* _REQUIRED TASK_
Identify the lines that include the word "this", then copy all of them.
────────────────
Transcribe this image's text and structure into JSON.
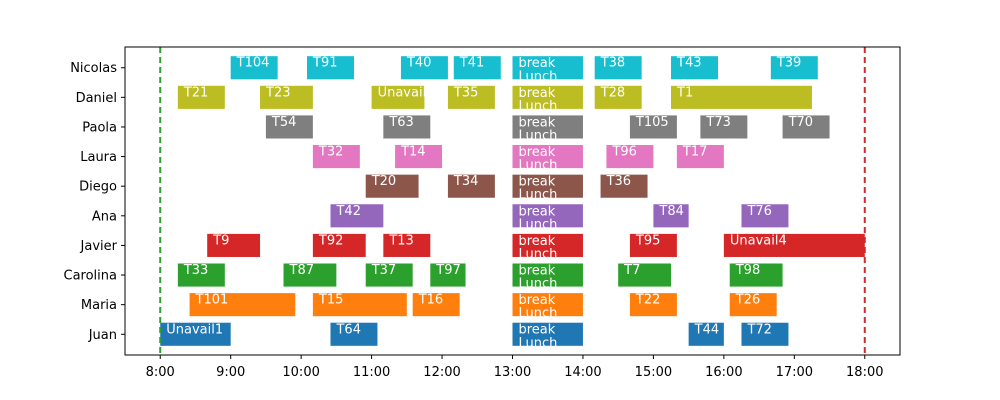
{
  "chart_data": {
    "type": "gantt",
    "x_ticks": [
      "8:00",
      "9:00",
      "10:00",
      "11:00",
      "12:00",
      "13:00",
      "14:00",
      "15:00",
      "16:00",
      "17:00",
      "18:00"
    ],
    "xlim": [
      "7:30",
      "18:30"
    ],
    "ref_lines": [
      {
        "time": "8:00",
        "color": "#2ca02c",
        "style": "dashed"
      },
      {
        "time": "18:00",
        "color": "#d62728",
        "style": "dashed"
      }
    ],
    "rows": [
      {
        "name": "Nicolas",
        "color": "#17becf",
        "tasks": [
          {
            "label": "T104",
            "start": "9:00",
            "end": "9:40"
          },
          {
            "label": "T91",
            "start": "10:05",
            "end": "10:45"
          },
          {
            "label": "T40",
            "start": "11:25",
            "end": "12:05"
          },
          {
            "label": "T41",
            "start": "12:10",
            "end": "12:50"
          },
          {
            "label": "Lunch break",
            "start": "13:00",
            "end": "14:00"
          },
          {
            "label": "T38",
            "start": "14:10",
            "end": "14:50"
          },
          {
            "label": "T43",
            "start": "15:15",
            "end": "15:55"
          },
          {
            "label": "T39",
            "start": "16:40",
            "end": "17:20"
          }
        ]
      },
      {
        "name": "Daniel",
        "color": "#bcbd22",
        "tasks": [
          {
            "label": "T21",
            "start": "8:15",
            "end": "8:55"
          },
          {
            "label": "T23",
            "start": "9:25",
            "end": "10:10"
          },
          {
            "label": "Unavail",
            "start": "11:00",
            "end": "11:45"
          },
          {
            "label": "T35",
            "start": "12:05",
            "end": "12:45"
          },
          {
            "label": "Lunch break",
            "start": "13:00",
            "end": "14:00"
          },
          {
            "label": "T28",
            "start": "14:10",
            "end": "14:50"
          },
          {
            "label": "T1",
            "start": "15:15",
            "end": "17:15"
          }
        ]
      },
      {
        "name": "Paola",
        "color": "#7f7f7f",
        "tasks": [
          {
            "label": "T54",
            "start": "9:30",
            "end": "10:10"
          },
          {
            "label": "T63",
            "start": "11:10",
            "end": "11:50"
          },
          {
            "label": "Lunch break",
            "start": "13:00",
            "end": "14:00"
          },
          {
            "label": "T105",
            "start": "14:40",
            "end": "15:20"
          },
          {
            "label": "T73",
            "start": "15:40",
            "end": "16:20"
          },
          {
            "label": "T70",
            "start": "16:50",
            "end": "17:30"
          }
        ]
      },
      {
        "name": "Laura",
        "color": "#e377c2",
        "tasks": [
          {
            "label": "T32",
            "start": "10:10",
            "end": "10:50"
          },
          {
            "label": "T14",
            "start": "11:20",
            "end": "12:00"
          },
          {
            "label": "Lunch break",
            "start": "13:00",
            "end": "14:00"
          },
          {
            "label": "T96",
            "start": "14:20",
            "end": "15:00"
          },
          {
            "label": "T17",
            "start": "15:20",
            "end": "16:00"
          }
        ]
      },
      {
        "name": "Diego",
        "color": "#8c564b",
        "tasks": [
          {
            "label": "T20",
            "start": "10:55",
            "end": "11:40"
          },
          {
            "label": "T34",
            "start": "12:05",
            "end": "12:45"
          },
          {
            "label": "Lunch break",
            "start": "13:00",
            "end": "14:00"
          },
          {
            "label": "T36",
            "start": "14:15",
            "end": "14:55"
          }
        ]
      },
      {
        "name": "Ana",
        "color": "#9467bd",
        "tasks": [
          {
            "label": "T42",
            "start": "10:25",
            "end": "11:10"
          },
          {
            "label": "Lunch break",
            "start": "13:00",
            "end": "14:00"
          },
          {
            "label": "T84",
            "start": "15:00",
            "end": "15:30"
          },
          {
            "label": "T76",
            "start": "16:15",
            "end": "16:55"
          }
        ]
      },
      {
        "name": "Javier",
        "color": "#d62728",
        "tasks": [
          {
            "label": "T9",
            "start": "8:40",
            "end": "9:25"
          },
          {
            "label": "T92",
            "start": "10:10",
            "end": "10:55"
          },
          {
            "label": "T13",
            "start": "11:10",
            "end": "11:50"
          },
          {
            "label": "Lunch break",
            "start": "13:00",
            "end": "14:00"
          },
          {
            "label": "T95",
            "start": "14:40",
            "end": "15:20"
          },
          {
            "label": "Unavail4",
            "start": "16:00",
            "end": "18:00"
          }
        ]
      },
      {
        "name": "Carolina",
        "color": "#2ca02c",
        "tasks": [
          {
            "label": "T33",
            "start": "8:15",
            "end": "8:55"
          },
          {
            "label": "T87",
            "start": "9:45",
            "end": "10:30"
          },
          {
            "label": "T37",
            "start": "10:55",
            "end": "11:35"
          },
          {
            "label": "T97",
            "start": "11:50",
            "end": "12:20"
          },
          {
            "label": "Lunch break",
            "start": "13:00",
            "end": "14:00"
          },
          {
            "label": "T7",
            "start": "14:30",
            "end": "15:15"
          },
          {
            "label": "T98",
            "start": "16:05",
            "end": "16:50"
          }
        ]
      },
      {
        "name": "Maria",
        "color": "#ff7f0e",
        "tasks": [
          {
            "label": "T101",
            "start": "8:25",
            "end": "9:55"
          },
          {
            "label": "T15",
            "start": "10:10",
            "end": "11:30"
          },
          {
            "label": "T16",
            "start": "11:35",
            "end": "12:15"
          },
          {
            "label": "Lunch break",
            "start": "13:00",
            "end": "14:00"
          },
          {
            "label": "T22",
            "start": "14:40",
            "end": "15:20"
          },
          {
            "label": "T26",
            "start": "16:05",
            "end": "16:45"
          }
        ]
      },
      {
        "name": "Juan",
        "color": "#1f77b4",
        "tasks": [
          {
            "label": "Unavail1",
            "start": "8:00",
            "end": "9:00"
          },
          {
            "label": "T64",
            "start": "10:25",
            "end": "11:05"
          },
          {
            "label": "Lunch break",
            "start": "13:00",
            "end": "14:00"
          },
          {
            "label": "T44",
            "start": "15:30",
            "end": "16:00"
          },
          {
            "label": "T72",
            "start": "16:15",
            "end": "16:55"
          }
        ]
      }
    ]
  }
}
────────────────
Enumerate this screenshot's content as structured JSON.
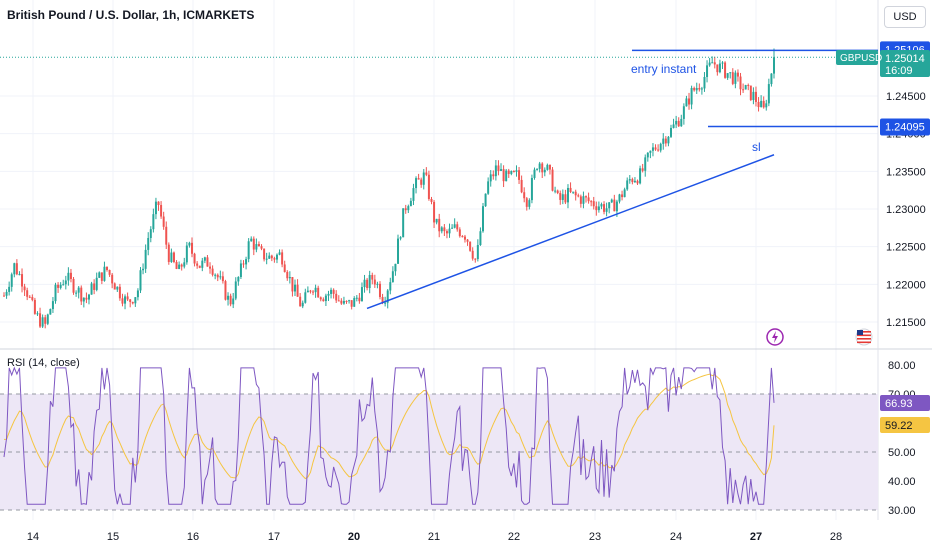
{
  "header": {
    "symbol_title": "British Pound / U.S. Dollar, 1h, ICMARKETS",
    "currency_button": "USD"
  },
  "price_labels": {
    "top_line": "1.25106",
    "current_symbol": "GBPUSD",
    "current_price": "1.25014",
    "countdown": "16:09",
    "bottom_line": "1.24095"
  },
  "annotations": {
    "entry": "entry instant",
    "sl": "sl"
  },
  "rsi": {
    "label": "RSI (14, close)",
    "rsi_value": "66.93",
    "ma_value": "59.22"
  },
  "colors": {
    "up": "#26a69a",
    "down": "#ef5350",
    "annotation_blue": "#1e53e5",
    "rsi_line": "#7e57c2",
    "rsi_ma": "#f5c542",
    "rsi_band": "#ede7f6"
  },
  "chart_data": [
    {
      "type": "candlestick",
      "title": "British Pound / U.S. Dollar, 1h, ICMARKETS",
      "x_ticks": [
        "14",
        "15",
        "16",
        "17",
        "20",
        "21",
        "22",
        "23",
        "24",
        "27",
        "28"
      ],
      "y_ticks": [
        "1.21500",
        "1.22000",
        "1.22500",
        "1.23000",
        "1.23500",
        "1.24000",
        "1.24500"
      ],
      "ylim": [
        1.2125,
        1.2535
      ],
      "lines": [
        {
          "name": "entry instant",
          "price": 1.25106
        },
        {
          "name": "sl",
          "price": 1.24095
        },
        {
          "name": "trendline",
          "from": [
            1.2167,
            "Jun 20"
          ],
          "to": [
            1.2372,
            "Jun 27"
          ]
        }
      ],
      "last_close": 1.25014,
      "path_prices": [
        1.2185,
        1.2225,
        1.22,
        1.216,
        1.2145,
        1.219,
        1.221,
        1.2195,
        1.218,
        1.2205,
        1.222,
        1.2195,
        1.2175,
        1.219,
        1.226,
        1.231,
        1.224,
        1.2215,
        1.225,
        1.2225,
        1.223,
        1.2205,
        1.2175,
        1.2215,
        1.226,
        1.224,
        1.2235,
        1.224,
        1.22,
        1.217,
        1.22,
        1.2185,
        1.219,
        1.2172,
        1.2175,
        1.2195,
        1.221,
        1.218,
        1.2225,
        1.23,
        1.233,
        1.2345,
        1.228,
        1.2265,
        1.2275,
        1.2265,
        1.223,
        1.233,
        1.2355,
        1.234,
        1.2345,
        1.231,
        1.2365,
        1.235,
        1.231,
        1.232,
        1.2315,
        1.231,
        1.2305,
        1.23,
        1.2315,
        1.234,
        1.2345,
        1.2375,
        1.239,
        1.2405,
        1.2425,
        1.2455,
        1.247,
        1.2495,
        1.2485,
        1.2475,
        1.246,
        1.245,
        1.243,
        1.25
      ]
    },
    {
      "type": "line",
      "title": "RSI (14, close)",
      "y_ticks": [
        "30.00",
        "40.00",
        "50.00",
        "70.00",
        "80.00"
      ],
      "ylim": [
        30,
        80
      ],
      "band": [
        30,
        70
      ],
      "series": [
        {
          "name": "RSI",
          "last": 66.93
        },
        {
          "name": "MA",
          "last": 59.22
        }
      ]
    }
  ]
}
────────────────
* _EXERCISE OUTPUT_
Transcribe this image's text and structure into JSON.
Enumerate this screenshot's content as structured JSON.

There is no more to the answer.